- Working data:
= = = = = = =
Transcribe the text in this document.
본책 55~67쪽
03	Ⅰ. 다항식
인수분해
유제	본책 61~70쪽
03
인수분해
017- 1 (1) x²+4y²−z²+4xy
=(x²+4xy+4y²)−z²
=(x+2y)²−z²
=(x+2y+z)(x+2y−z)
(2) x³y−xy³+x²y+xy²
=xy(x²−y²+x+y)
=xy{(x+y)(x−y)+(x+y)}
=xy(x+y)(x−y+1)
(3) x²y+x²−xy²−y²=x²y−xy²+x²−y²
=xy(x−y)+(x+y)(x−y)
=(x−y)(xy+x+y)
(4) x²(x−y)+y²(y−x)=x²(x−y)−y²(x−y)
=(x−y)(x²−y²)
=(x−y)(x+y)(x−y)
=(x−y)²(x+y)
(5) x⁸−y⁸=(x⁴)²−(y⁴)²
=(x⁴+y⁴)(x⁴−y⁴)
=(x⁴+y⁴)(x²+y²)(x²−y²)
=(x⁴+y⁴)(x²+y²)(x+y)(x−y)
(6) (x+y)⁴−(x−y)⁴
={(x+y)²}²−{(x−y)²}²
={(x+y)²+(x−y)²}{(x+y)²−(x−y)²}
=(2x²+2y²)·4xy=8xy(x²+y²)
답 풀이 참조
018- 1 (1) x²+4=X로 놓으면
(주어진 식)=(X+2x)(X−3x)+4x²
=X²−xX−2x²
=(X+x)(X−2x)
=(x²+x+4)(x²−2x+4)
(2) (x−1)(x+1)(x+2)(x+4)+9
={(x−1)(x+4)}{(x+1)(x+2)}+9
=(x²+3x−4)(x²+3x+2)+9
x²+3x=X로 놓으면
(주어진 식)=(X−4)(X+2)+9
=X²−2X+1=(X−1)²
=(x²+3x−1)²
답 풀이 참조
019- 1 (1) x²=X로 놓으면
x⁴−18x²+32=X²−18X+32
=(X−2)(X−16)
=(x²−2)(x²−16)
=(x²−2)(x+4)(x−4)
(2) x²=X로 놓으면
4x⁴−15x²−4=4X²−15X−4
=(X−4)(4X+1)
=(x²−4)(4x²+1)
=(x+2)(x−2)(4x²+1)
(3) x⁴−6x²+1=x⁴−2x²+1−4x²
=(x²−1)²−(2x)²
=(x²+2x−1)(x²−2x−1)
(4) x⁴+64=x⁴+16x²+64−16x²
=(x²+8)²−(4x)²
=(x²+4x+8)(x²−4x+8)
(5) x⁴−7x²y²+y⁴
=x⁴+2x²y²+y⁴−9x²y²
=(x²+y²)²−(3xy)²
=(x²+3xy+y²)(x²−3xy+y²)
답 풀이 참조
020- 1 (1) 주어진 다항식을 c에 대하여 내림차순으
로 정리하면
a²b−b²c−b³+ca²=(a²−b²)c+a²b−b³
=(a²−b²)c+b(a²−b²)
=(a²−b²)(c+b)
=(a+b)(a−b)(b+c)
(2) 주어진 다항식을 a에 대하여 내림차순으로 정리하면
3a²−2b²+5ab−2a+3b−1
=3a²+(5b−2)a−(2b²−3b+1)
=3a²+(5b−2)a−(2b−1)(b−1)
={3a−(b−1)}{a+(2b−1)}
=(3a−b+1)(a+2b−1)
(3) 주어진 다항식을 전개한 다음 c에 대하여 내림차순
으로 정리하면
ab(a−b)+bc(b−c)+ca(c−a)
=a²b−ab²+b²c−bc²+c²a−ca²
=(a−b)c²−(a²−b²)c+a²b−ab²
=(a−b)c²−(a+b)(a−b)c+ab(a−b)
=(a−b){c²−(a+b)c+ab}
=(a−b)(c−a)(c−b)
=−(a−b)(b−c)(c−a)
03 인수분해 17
= = = = = = =
- Written problem:
Copy each line of the records that contains the word "다항식을".

- Answer to this exercise:
020- 1 (1) 주어진 다항식을 c에 대하여 내림차순으
(2) 주어진 다항식을 a에 대하여 내림차순으로 정리하면
(3) 주어진 다항식을 전개한 다음 c에 대하여 내림차순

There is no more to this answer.